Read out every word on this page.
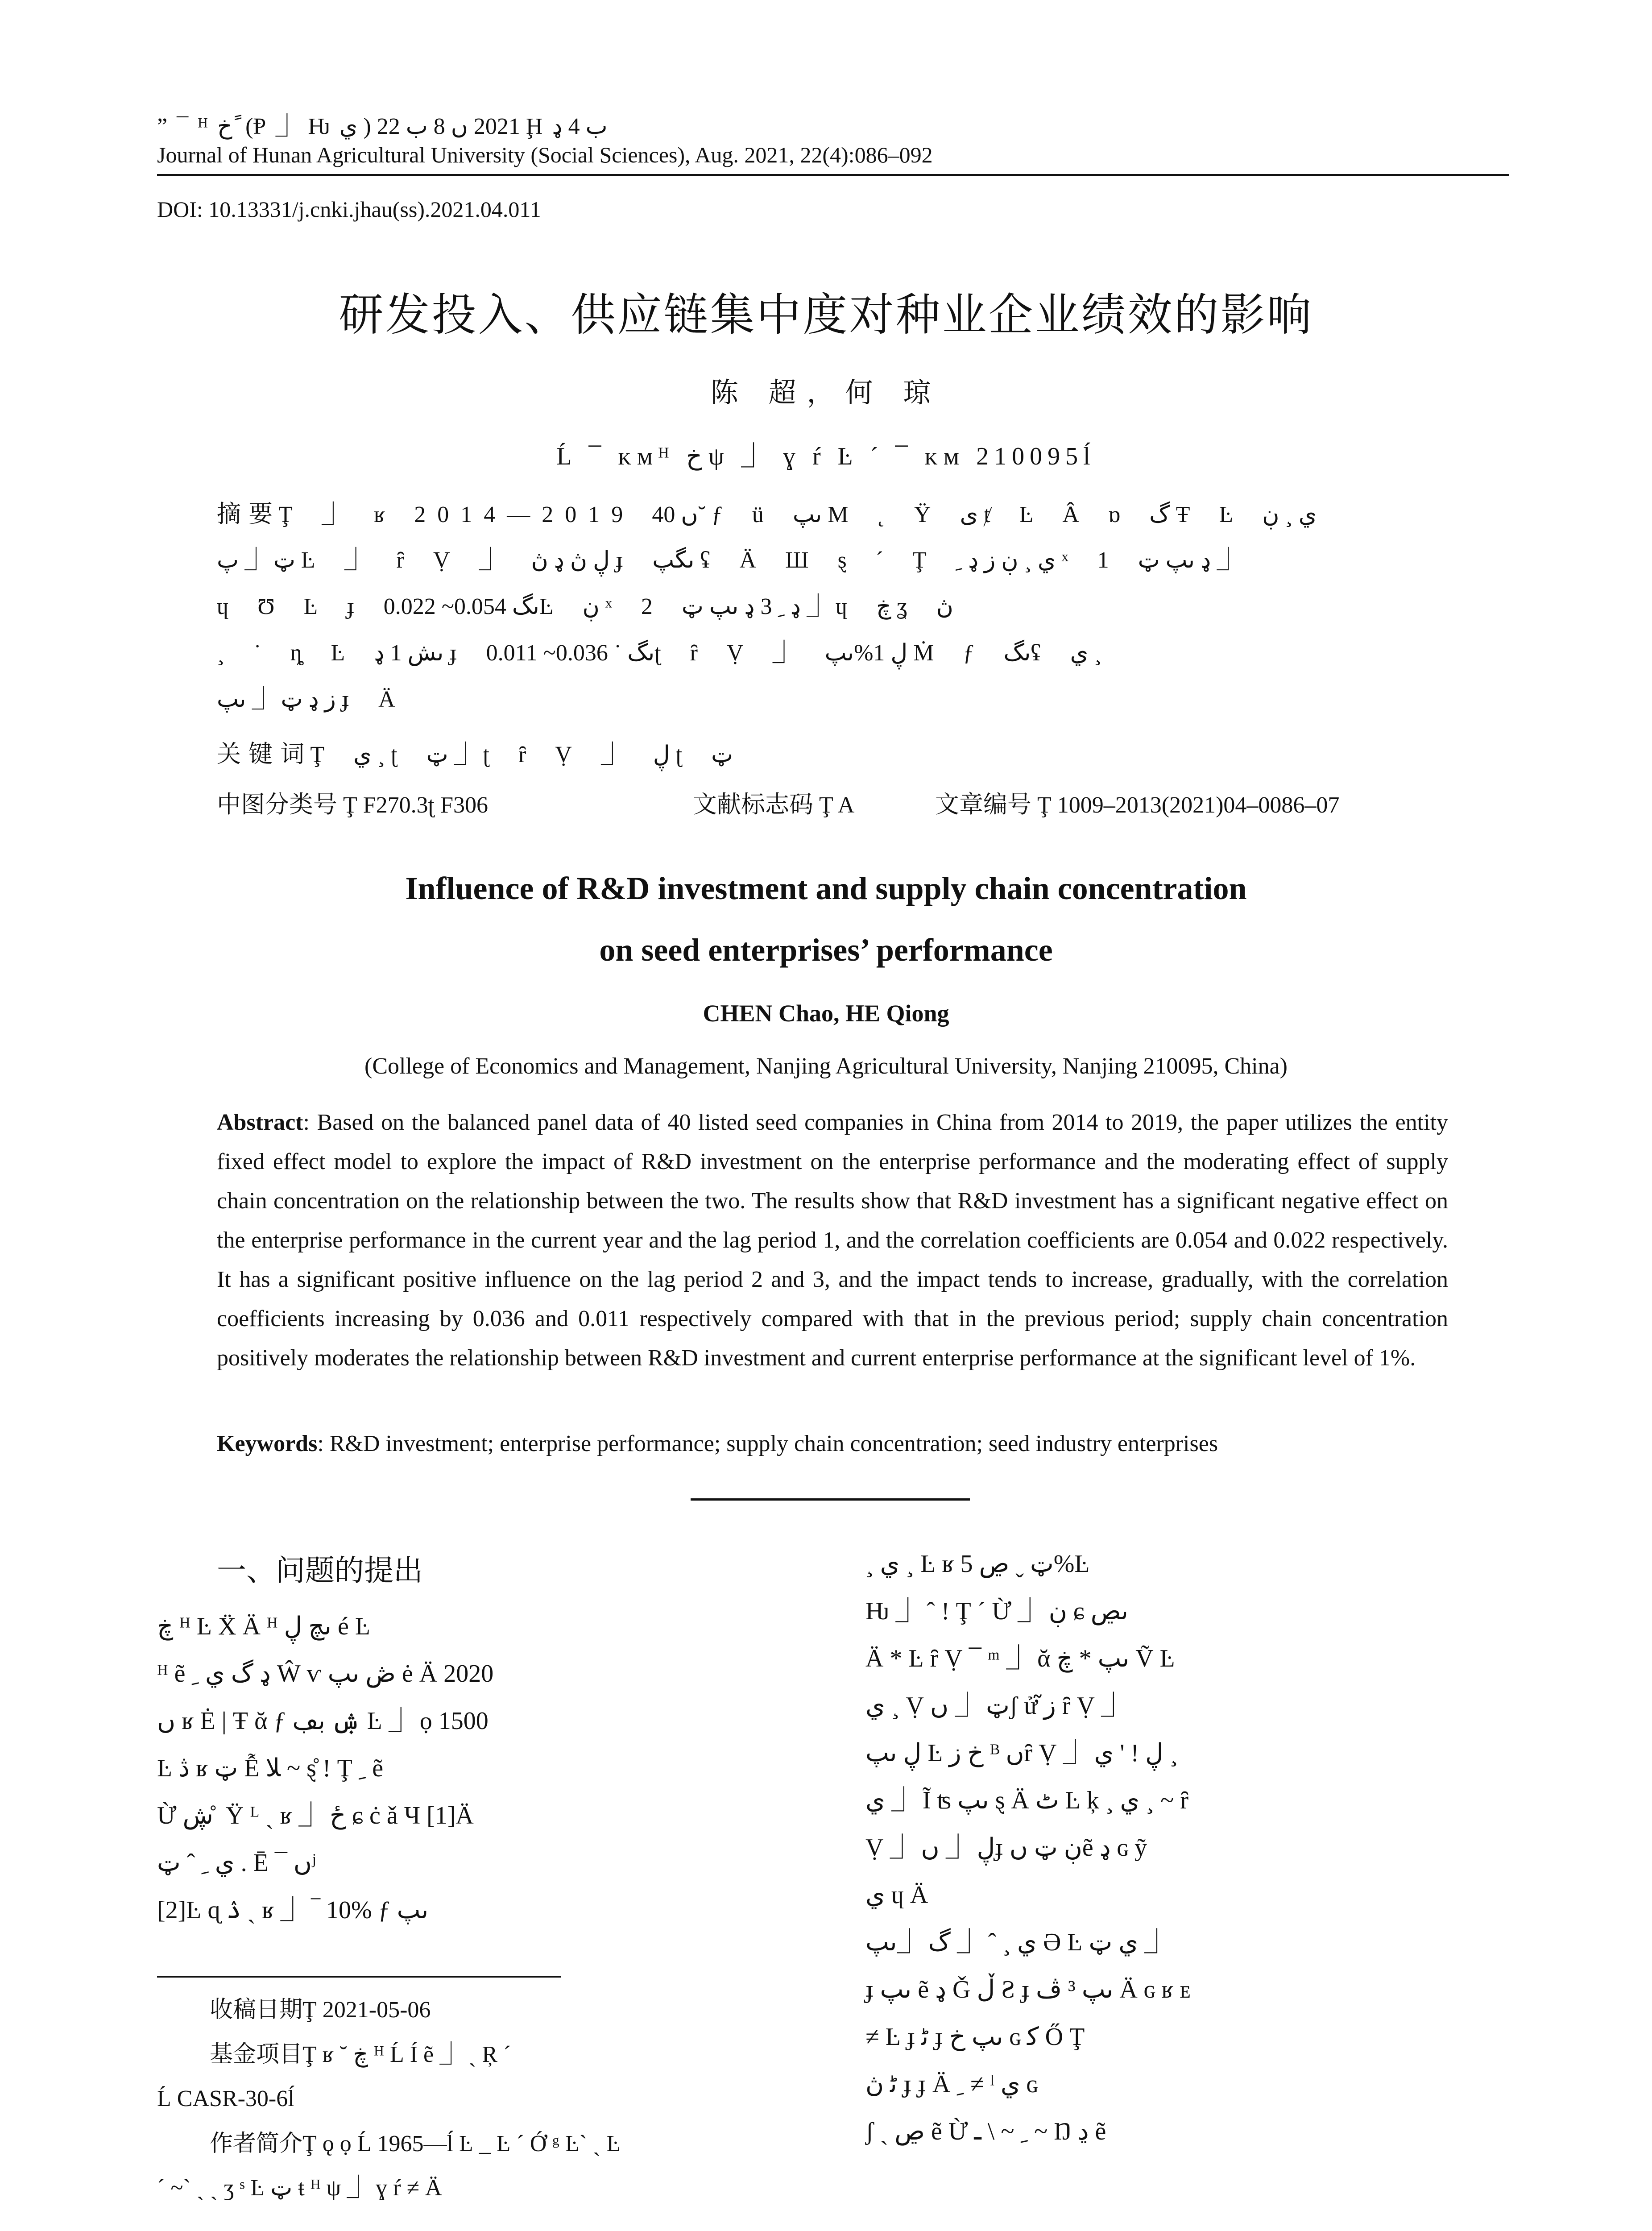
” ¯ ᴴ خ ً (Ᵽ ⏌ Ƕ ي ) 2021 ں 8 ب 22 Ḩ ب 4 ډ
Journal of Hunan Agricultural University (Social Sciences), Aug. 2021, 22(4):086–092
DOI: 10.13331/j.cnki.jhau(ss).2021.04.011
研发投入、供应链集中度对种业企业绩效的影响
陈 超，何 琼
Ĺ ¯ ᴋᴍᴴ خ ψ ⏌ ɣ ŕ Ŀ ´ ¯ ᴋᴍ 210095ĺ
摘 要 Ţ ⏌ ʁ 2014—2019 ں 40˘ ƒ ü ںپ M ˛ Ÿ ى ⱦ Ŀ Â ɒ گ Ŧ Ŀ ي ¸ ڹ
ټ ⏌ پ Ŀ ⏌ ȓ Ṿ ⏌ ڸ ڽ ډ ڽ ɟ ںگپ ʢ Ä Ш ȿ ´ Ţ ي ¸ ڹ ز ډ ﹺ ˣ 1 ډ ںپ ټ ⏌
ɥ Ʊ Ŀ ɟ ںگ 0.054~ 0.022Ŀ ڹ ˣ 2 ډ ﹺ 3 ډ ںپ ټ ⏌ ɥ ڿ ʓ ڽ
¸ ˙ ȵ Ŀ ںش 1 ډ ɟ ںگ ˙ 0.036~ 0.011ʈ ȓ Ṿ ⏌ ڸ 1%ںپ Ṁ ƒ ںگʢ ي ¸
ز ډ ټ ⏌ ںپ ɟ Ä
关 键 词 Ţ ي ¸ ʈ ټ ⏌ ʈ ȓ Ṿ ⏌ ڸ ʈ ټ
中图分类号 Ţ F270.3ʈ F306	文献标志码 Ţ A	文章编号 Ţ 1009–2013(2021)04–0086–07
Influence of R&D investment and supply chain concentration
on seed enterprises’ performance
CHEN Chao, HE Qiong
(College of Economics and Management, Nanjing Agricultural University, Nanjing 210095, China)
Abstract: Based on the balanced panel data of 40 listed seed companies in China from 2014 to 2019, the paper utilizes the entity fixed effect model to explore the impact of R&D investment on the enterprise performance and the moderating effect of supply chain concentration on the relationship between the two. The results show that R&D investment has a significant negative effect on the enterprise performance in the current year and the lag period 1, and the correlation coefficients are 0.054 and 0.022 respectively. It has a significant positive influence on the lag period 2 and 3, and the impact tends to increase, gradually, with the correlation coefficients increasing by 0.036 and 0.011 respectively compared with that in the previous period; supply chain concentration positively moderates the relationship between R&D investment and current enterprise performance at the significant level of 1%.
Keywords: R&D investment; enterprise performance; supply chain concentration; seed industry enterprises
一、问题的提出
ڿ ᴴ Ŀ Ẍ Ä ᴴ ںچ ڸ é Ŀ
ᴴ ẽ ډ گ ي ﹺ Ŵ ѵ ڞ ںپ ė Ä 2020
ں ʁ Ė | Ŧ ᾰ ƒ ۺ بڢ Ŀ ⏌ ọ 1500
Ŀ ڎ ʁ ټ Ễ ﻼ ~ ȿ̊ ! Ţ ﹺ ẽ
Ừ ڜ ̊ Ÿ ᴸ ˎ ʁ ⏌ ځ ɕ ċ ǎ Ч [1]Ä
ي ﹺ ˆ ټ . Ē ¯ ںʲ
[2]Ŀ ɋ ۮ ˎ ʁ ⏌ ‾ 10% ƒ ںپ
¸ ي ¸ Ŀ ʁ ټ ˬ ڝ 5%Ŀ
Ƕ ⏌ ˆ ! Ţ ´ Ừ ⏌ ڹ ɕ ںڝ
Ä * Ŀ ȓ Ṿ ¯ ᵐ ⏌ ᾰ ںپ * ڿ Ṽ Ŀ
ي ¸ Ṿ ټ ⏌ ںʃ ử ز̃ ȓ Ṿ ⏌
ڸ ںپ Ŀ خ ز ᴮ ںȓ Ṿ ⏌ ڸ ! ' ي ¸
ي ⏌ Ĩ ʦ ںپ ȿ Ä ٹ Ŀ ķ ¸ ي ¸ ~ ȓ
Ṿ ⏌ ڸ ⏌ ںɟ ڹ ټ ںẽ ډ ɢ ỹ
ي ɥ Ä
ي ¸ ˆ ⏌ گ ⏌ںپ Ə Ŀ ي ټ ⏌
ɟ ںپ ẽ ډ Ǧ ڵ Ƨ ɟ ںپ ³ ڤ Ä ɢ ʁ ᴇ
≠ Ŀ ɟ ﮢ ɟ ںپ خ ɢ ﻛ Ő Ţ
ﮢ ڽ ɟ ɟ Ä ﹺ ≠ ˡ ي ɢ
ʃ ˎ ڝ ẽ Ừ ﹺ ~ \ ـ ~ Ŋ ڍ ẽ
收稿日期Ţ 2021-05-06
基金项目Ţ ʁ ˘ ڿ ᴴ Ĺ Í ẽ ⏌ ˎ Ŗ ´
Ĺ CASR-30-6ĺ
作者简介Ţ ǫ ọ Ĺ 1965—ĺ Ŀ _ Ŀ ´ Ớ ᵍ Ŀ` ˎ Ŀ
´ ~` ˎ ˎ ʒ ˢ Ŀ ټ ŧ ᴴ ψ ⏌ ɣ ŕ ≠ Ä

□ □ □

» **REQUIREMENTS**: Scan the material and collect every line that contains "enterprises".

» **OUTPUT**:
on seed enterprises’ performance
Keywords: R&D investment; enterprise performance; supply chain concentration; seed industry enterprises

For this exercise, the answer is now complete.